Brief –
Please return the full listing below without altering anything.

>>>

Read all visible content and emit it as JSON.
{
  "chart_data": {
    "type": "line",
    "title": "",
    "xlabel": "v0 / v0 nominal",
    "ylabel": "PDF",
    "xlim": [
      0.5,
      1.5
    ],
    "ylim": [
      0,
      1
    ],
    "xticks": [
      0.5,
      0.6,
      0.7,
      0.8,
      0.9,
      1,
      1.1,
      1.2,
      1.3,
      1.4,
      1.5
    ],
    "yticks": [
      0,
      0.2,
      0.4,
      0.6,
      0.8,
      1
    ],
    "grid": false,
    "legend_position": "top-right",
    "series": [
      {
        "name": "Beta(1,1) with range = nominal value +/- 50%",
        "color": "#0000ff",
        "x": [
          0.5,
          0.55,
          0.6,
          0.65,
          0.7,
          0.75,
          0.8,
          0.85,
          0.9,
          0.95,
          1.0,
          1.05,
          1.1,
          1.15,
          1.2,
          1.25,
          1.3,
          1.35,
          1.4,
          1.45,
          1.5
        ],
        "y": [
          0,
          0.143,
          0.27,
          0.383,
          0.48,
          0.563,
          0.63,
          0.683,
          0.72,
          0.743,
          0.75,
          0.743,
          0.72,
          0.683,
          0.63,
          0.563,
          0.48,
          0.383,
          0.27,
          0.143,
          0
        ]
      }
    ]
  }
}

<<<

Result of the exercise –
Read all visible content and emit it as JSON.
{
  "chart_data": {
    "type": "line",
    "title": "",
    "xlabel": "v0 / v0 nominal",
    "ylabel": "PDF",
    "xlim": [
      0.5,
      1.5
    ],
    "ylim": [
      0,
      1
    ],
    "xticks": [
      0.5,
      0.6,
      0.7,
      0.8,
      0.9,
      1,
      1.1,
      1.2,
      1.3,
      1.4,
      1.5
    ],
    "yticks": [
      0,
      0.2,
      0.4,
      0.6,
      0.8,
      1
    ],
    "grid": false,
    "legend_position": "top-right",
    "series": [
      {
        "name": "Beta(1,1) with range = nominal value +/- 50%",
        "color": "#0000ff",
        "x": [
          0.5,
          0.55,
          0.6,
          0.65,
          0.7,
          0.75,
          0.8,
          0.85,
          0.9,
          0.95,
          1.0,
          1.05,
          1.1,
          1.15,
          1.2,
          1.25,
          1.3,
          1.35,
          1.4,
          1.45,
          1.5
        ],
        "y": [
          0,
          0.143,
          0.27,
          0.383,
          0.48,
          0.563,
          0.63,
          0.683,
          0.72,
          0.743,
          0.75,
          0.743,
          0.72,
          0.683,
          0.63,
          0.563,
          0.48,
          0.383,
          0.27,
          0.143,
          0
        ]
      }
    ]
  }
}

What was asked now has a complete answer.